>> Begin

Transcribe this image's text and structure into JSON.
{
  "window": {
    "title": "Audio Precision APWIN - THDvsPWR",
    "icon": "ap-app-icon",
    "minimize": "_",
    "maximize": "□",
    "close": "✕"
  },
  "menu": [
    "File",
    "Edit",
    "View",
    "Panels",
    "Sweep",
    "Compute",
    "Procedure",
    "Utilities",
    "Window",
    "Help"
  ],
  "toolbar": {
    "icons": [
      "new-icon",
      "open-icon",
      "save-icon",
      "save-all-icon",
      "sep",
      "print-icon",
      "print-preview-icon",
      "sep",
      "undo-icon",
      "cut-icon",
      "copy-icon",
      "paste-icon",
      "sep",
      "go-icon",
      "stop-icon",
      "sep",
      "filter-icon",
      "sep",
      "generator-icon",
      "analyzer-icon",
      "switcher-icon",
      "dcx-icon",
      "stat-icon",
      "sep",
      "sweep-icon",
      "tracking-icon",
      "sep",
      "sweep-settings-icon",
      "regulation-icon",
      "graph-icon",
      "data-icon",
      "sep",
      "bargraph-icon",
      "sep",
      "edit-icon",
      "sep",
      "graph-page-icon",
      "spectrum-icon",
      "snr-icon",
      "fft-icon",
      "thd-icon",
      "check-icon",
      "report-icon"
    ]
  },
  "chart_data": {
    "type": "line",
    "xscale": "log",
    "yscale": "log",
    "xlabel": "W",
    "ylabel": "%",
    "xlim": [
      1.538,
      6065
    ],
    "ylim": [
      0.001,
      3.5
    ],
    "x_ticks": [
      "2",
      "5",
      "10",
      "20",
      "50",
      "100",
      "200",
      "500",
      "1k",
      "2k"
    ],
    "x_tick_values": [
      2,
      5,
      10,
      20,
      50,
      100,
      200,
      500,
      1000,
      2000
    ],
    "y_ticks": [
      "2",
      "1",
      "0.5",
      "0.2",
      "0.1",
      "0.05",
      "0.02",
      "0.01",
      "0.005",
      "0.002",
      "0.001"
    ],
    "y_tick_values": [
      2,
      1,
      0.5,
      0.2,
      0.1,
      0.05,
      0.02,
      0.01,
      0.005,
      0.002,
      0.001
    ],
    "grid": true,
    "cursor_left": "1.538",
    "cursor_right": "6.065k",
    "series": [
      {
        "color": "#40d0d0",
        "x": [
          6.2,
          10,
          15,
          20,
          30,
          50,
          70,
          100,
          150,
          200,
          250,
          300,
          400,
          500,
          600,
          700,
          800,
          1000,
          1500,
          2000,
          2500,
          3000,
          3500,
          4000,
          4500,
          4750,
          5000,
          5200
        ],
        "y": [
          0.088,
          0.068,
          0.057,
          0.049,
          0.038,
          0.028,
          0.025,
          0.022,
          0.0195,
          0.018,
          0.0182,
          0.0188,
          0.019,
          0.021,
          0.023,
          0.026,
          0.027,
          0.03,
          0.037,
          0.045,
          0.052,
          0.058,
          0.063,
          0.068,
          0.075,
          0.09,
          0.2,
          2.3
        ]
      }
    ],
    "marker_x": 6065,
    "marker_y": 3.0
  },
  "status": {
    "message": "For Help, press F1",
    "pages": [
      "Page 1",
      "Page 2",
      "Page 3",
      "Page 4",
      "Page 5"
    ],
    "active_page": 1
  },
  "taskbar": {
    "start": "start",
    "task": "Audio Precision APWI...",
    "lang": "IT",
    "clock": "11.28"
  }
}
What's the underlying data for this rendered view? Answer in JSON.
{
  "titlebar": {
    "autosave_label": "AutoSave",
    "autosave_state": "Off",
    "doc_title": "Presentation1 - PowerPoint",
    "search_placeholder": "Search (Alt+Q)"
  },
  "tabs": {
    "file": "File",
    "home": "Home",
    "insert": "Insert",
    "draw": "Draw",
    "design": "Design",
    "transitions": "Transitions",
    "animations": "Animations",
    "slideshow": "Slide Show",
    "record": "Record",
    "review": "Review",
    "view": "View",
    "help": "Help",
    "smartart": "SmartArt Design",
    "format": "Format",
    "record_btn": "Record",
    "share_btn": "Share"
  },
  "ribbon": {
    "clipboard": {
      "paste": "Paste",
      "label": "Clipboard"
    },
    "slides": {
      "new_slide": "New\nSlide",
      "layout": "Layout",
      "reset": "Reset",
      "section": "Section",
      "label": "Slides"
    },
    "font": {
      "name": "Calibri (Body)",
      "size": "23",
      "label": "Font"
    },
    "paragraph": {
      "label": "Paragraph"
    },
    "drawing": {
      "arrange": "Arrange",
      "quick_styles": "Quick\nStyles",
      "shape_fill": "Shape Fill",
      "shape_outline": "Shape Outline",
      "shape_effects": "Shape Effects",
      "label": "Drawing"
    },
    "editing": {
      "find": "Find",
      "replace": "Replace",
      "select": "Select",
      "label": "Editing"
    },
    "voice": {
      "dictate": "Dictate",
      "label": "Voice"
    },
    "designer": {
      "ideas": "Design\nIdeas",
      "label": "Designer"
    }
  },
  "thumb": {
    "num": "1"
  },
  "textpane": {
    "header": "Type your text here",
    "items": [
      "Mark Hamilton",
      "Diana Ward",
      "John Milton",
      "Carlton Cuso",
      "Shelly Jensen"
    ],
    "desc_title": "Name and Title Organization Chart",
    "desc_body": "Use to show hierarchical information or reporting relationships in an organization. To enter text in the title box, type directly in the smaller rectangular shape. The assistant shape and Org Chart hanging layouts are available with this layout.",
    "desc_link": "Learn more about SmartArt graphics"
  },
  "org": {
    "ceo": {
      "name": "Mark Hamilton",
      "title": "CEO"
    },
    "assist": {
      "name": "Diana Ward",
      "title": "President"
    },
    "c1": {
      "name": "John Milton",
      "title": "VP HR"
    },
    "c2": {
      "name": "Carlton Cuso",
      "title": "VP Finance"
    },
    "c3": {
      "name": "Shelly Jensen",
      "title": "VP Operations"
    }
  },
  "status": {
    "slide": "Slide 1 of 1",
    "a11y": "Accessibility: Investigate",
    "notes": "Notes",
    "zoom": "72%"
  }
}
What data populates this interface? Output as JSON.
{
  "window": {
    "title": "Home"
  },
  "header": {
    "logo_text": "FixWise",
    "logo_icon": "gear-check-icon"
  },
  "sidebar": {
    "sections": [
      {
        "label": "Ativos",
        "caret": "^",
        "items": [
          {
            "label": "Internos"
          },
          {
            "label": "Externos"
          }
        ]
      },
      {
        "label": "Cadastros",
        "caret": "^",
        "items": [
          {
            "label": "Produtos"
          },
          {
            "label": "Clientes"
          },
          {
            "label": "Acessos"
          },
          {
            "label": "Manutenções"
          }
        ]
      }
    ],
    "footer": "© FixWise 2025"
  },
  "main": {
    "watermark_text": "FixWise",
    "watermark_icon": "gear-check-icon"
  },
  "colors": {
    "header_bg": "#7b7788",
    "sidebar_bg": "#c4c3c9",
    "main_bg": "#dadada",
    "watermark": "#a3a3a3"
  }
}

>> End

§ **OBJECTIVE**
The entries above should be repeated exactly, every one of them.

§ **TASK RESULT**
Transcribe this image's text and structure into JSON.
{
  "window": {
    "title": "Audio Precision APWIN - THDvsPWR",
    "icon": "ap-app-icon",
    "minimize": "_",
    "maximize": "□",
    "close": "✕"
  },
  "menu": [
    "File",
    "Edit",
    "View",
    "Panels",
    "Sweep",
    "Compute",
    "Procedure",
    "Utilities",
    "Window",
    "Help"
  ],
  "toolbar": {
    "icons": [
      "new-icon",
      "open-icon",
      "save-icon",
      "save-all-icon",
      "sep",
      "print-icon",
      "print-preview-icon",
      "sep",
      "undo-icon",
      "cut-icon",
      "copy-icon",
      "paste-icon",
      "sep",
      "go-icon",
      "stop-icon",
      "sep",
      "filter-icon",
      "sep",
      "generator-icon",
      "analyzer-icon",
      "switcher-icon",
      "dcx-icon",
      "stat-icon",
      "sep",
      "sweep-icon",
      "tracking-icon",
      "sep",
      "sweep-settings-icon",
      "regulation-icon",
      "graph-icon",
      "data-icon",
      "sep",
      "bargraph-icon",
      "sep",
      "edit-icon",
      "sep",
      "graph-page-icon",
      "spectrum-icon",
      "snr-icon",
      "fft-icon",
      "thd-icon",
      "check-icon",
      "report-icon"
    ]
  },
  "chart_data": {
    "type": "line",
    "xscale": "log",
    "yscale": "log",
    "xlabel": "W",
    "ylabel": "%",
    "xlim": [
      1.538,
      6065
    ],
    "ylim": [
      0.001,
      3.5
    ],
    "x_ticks": [
      "2",
      "5",
      "10",
      "20",
      "50",
      "100",
      "200",
      "500",
      "1k",
      "2k"
    ],
    "x_tick_values": [
      2,
      5,
      10,
      20,
      50,
      100,
      200,
      500,
      1000,
      2000
    ],
    "y_ticks": [
      "2",
      "1",
      "0.5",
      "0.2",
      "0.1",
      "0.05",
      "0.02",
      "0.01",
      "0.005",
      "0.002",
      "0.001"
    ],
    "y_tick_values": [
      2,
      1,
      0.5,
      0.2,
      0.1,
      0.05,
      0.02,
      0.01,
      0.005,
      0.002,
      0.001
    ],
    "grid": true,
    "cursor_left": "1.538",
    "cursor_right": "6.065k",
    "series": [
      {
        "color": "#40d0d0",
        "x": [
          6.2,
          10,
          15,
          20,
          30,
          50,
          70,
          100,
          150,
          200,
          250,
          300,
          400,
          500,
          600,
          700,
          800,
          1000,
          1500,
          2000,
          2500,
          3000,
          3500,
          4000,
          4500,
          4750,
          5000,
          5200
        ],
        "y": [
          0.088,
          0.068,
          0.057,
          0.049,
          0.038,
          0.028,
          0.025,
          0.022,
          0.0195,
          0.018,
          0.0182,
          0.0188,
          0.019,
          0.021,
          0.023,
          0.026,
          0.027,
          0.03,
          0.037,
          0.045,
          0.052,
          0.058,
          0.063,
          0.068,
          0.075,
          0.09,
          0.2,
          2.3
        ]
      }
    ],
    "marker_x": 6065,
    "marker_y": 3.0
  },
  "status": {
    "message": "For Help, press F1",
    "pages": [
      "Page 1",
      "Page 2",
      "Page 3",
      "Page 4",
      "Page 5"
    ],
    "active_page": 1
  },
  "taskbar": {
    "start": "start",
    "task": "Audio Precision APWI...",
    "lang": "IT",
    "clock": "11.28"
  }
}
What's the underlying data for this rendered view? Answer in JSON.
{
  "titlebar": {
    "autosave_label": "AutoSave",
    "autosave_state": "Off",
    "doc_title": "Presentation1 - PowerPoint",
    "search_placeholder": "Search (Alt+Q)"
  },
  "tabs": {
    "file": "File",
    "home": "Home",
    "insert": "Insert",
    "draw": "Draw",
    "design": "Design",
    "transitions": "Transitions",
    "animations": "Animations",
    "slideshow": "Slide Show",
    "record": "Record",
    "review": "Review",
    "view": "View",
    "help": "Help",
    "smartart": "SmartArt Design",
    "format": "Format",
    "record_btn": "Record",
    "share_btn": "Share"
  },
  "ribbon": {
    "clipboard": {
      "paste": "Paste",
      "label": "Clipboard"
    },
    "slides": {
      "new_slide": "New\nSlide",
      "layout": "Layout",
      "reset": "Reset",
      "section": "Section",
      "label": "Slides"
    },
    "font": {
      "name": "Calibri (Body)",
      "size": "23",
      "label": "Font"
    },
    "paragraph": {
      "label": "Paragraph"
    },
    "drawing": {
      "arrange": "Arrange",
      "quick_styles": "Quick\nStyles",
      "shape_fill": "Shape Fill",
      "shape_outline": "Shape Outline",
      "shape_effects": "Shape Effects",
      "label": "Drawing"
    },
    "editing": {
      "find": "Find",
      "replace": "Replace",
      "select": "Select",
      "label": "Editing"
    },
    "voice": {
      "dictate": "Dictate",
      "label": "Voice"
    },
    "designer": {
      "ideas": "Design\nIdeas",
      "label": "Designer"
    }
  },
  "thumb": {
    "num": "1"
  },
  "textpane": {
    "header": "Type your text here",
    "items": [
      "Mark Hamilton",
      "Diana Ward",
      "John Milton",
      "Carlton Cuso",
      "Shelly Jensen"
    ],
    "desc_title": "Name and Title Organization Chart",
    "desc_body": "Use to show hierarchical information or reporting relationships in an organization. To enter text in the title box, type directly in the smaller rectangular shape. The assistant shape and Org Chart hanging layouts are available with this layout.",
    "desc_link": "Learn more about SmartArt graphics"
  },
  "org": {
    "ceo": {
      "name": "Mark Hamilton",
      "title": "CEO"
    },
    "assist": {
      "name": "Diana Ward",
      "title": "President"
    },
    "c1": {
      "name": "John Milton",
      "title": "VP HR"
    },
    "c2": {
      "name": "Carlton Cuso",
      "title": "VP Finance"
    },
    "c3": {
      "name": "Shelly Jensen",
      "title": "VP Operations"
    }
  },
  "status": {
    "slide": "Slide 1 of 1",
    "a11y": "Accessibility: Investigate",
    "notes": "Notes",
    "zoom": "72%"
  }
}
What data populates this interface? Output as JSON.
{
  "window": {
    "title": "Home"
  },
  "header": {
    "logo_text": "FixWise",
    "logo_icon": "gear-check-icon"
  },
  "sidebar": {
    "sections": [
      {
        "label": "Ativos",
        "caret": "^",
        "items": [
          {
            "label": "Internos"
          },
          {
            "label": "Externos"
          }
        ]
      },
      {
        "label": "Cadastros",
        "caret": "^",
        "items": [
          {
            "label": "Produtos"
          },
          {
            "label": "Clientes"
          },
          {
            "label": "Acessos"
          },
          {
            "label": "Manutenções"
          }
        ]
      }
    ],
    "footer": "© FixWise 2025"
  },
  "main": {
    "watermark_text": "FixWise",
    "watermark_icon": "gear-check-icon"
  },
  "colors": {
    "header_bg": "#7b7788",
    "sidebar_bg": "#c4c3c9",
    "main_bg": "#dadada",
    "watermark": "#a3a3a3"
  }
}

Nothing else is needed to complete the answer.